── MATERIAL PROVIDED

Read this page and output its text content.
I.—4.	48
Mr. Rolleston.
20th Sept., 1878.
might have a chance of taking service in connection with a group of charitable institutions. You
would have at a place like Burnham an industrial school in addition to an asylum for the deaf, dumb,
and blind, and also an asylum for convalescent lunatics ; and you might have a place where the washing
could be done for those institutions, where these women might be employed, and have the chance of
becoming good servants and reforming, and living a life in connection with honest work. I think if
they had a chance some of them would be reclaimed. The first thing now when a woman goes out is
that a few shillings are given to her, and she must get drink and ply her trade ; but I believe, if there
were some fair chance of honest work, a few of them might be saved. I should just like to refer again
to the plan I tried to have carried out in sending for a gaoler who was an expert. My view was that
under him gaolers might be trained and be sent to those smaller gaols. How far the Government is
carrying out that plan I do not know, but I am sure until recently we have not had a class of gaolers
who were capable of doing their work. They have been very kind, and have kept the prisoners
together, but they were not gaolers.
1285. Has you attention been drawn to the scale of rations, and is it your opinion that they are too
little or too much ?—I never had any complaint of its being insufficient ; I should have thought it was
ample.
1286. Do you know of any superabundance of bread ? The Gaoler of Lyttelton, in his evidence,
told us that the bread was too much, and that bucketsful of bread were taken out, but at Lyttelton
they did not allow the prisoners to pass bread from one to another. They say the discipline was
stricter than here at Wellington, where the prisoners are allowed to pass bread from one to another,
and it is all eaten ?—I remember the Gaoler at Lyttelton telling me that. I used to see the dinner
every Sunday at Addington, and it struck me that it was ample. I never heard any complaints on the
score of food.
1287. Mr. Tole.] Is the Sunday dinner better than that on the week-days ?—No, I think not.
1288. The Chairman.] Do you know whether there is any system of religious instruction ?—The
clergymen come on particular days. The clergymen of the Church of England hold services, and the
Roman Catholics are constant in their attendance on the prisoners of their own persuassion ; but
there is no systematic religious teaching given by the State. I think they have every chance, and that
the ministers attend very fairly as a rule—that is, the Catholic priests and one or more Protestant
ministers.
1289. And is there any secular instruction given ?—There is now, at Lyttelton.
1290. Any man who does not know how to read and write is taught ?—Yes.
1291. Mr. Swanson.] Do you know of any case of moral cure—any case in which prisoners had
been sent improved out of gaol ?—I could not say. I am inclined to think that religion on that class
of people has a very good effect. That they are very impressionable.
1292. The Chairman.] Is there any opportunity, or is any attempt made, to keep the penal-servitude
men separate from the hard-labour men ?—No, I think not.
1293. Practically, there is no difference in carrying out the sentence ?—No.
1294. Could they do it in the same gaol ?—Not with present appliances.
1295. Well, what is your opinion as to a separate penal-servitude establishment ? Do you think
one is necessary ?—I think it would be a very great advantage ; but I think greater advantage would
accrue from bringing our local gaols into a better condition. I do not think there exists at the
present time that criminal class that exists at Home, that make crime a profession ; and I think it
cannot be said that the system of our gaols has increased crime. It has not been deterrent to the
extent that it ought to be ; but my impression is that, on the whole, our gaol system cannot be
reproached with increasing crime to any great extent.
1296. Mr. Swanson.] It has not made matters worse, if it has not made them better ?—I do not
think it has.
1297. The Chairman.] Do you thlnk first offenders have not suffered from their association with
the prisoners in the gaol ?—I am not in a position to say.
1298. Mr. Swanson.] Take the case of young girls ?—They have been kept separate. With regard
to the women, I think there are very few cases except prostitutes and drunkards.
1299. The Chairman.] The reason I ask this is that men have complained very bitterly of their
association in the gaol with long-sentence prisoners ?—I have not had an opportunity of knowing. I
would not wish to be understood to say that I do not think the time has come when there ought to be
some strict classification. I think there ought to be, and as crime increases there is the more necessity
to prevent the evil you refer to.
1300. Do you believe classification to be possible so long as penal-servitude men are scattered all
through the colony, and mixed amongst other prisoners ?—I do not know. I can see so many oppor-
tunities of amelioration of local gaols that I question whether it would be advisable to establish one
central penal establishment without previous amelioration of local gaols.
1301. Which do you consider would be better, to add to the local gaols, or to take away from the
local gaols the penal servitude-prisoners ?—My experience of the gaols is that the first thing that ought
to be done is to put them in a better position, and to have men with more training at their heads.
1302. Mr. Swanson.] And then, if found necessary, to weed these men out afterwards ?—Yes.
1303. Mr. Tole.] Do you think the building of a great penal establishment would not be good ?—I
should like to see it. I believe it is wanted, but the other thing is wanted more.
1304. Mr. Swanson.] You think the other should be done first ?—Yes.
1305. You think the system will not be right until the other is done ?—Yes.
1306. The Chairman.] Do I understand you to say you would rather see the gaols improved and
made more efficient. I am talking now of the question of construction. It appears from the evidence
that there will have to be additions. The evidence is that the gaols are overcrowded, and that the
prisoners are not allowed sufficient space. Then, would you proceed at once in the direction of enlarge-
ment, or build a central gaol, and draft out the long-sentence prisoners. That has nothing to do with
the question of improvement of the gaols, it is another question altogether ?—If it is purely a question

────

Please set down the whole listing above without altering a single line.

Read this page and output its text content.
I.—4.	48
Mr. Rolleston.
20th Sept., 1878.
might have a chance of taking service in connection with a group of charitable institutions. You
would have at a place like Burnham an industrial school in addition to an asylum for the deaf, dumb,
and blind, and also an asylum for convalescent lunatics ; and you might have a place where the washing
could be done for those institutions, where these women might be employed, and have the chance of
becoming good servants and reforming, and living a life in connection with honest work. I think if
they had a chance some of them would be reclaimed. The first thing now when a woman goes out is
that a few shillings are given to her, and she must get drink and ply her trade ; but I believe, if there
were some fair chance of honest work, a few of them might be saved. I should just like to refer again
to the plan I tried to have carried out in sending for a gaoler who was an expert. My view was that
under him gaolers might be trained and be sent to those smaller gaols. How far the Government is
carrying out that plan I do not know, but I am sure until recently we have not had a class of gaolers
who were capable of doing their work. They have been very kind, and have kept the prisoners
together, but they were not gaolers.
1285. Has you attention been drawn to the scale of rations, and is it your opinion that they are too
little or too much ?—I never had any complaint of its being insufficient ; I should have thought it was
ample.
1286. Do you know of any superabundance of bread ? The Gaoler of Lyttelton, in his evidence,
told us that the bread was too much, and that bucketsful of bread were taken out, but at Lyttelton
they did not allow the prisoners to pass bread from one to another. They say the discipline was
stricter than here at Wellington, where the prisoners are allowed to pass bread from one to another,
and it is all eaten ?—I remember the Gaoler at Lyttelton telling me that. I used to see the dinner
every Sunday at Addington, and it struck me that it was ample. I never heard any complaints on the
score of food.
1287. Mr. Tole.] Is the Sunday dinner better than that on the week-days ?—No, I think not.
1288. The Chairman.] Do you know whether there is any system of religious instruction ?—The
clergymen come on particular days. The clergymen of the Church of England hold services, and the
Roman Catholics are constant in their attendance on the prisoners of their own persuassion ; but
there is no systematic religious teaching given by the State. I think they have every chance, and that
the ministers attend very fairly as a rule—that is, the Catholic priests and one or more Protestant
ministers.
1289. And is there any secular instruction given ?—There is now, at Lyttelton.
1290. Any man who does not know how to read and write is taught ?—Yes.
1291. Mr. Swanson.] Do you know of any case of moral cure—any case in which prisoners had
been sent improved out of gaol ?—I could not say. I am inclined to think that religion on that class
of people has a very good effect. That they are very impressionable.
1292. The Chairman.] Is there any opportunity, or is any attempt made, to keep the penal-servitude
men separate from the hard-labour men ?—No, I think not.
1293. Practically, there is no difference in carrying out the sentence ?—No.
1294. Could they do it in the same gaol ?—Not with present appliances.
1295. Well, what is your opinion as to a separate penal-servitude establishment ? Do you think
one is necessary ?—I think it would be a very great advantage ; but I think greater advantage would
accrue from bringing our local gaols into a better condition. I do not think there exists at the
present time that criminal class that exists at Home, that make crime a profession ; and I think it
cannot be said that the system of our gaols has increased crime. It has not been deterrent to the
extent that it ought to be ; but my impression is that, on the whole, our gaol system cannot be
reproached with increasing crime to any great extent.
1296. Mr. Swanson.] It has not made matters worse, if it has not made them better ?—I do not
think it has.
1297. The Chairman.] Do you thlnk first offenders have not suffered from their association with
the prisoners in the gaol ?—I am not in a position to say.
1298. Mr. Swanson.] Take the case of young girls ?—They have been kept separate. With regard
to the women, I think there are very few cases except prostitutes and drunkards.
1299. The Chairman.] The reason I ask this is that men have complained very bitterly of their
association in the gaol with long-sentence prisoners ?—I have not had an opportunity of knowing. I
would not wish to be understood to say that I do not think the time has come when there ought to be
some strict classification. I think there ought to be, and as crime increases there is the more necessity
to prevent the evil you refer to.
1300. Do you believe classification to be possible so long as penal-servitude men are scattered all
through the colony, and mixed amongst other prisoners ?—I do not know. I can see so many oppor-
tunities of amelioration of local gaols that I question whether it would be advisable to establish one
central penal establishment without previous amelioration of local gaols.
1301. Which do you consider would be better, to add to the local gaols, or to take away from the
local gaols the penal servitude-prisoners ?—My experience of the gaols is that the first thing that ought
to be done is to put them in a better position, and to have men with more training at their heads.
1302. Mr. Swanson.] And then, if found necessary, to weed these men out afterwards ?—Yes.
1303. Mr. Tole.] Do you think the building of a great penal establishment would not be good ?—I
should like to see it. I believe it is wanted, but the other thing is wanted more.
1304. Mr. Swanson.] You think the other should be done first ?—Yes.
1305. You think the system will not be right until the other is done ?—Yes.
1306. The Chairman.] Do I understand you to say you would rather see the gaols improved and
made more efficient. I am talking now of the question of construction. It appears from the evidence
that there will have to be additions. The evidence is that the gaols are overcrowded, and that the
prisoners are not allowed sufficient space. Then, would you proceed at once in the direction of enlarge-
ment, or build a central gaol, and draft out the long-sentence prisoners. That has nothing to do with
the question of improvement of the gaols, it is another question altogether ?—If it is purely a question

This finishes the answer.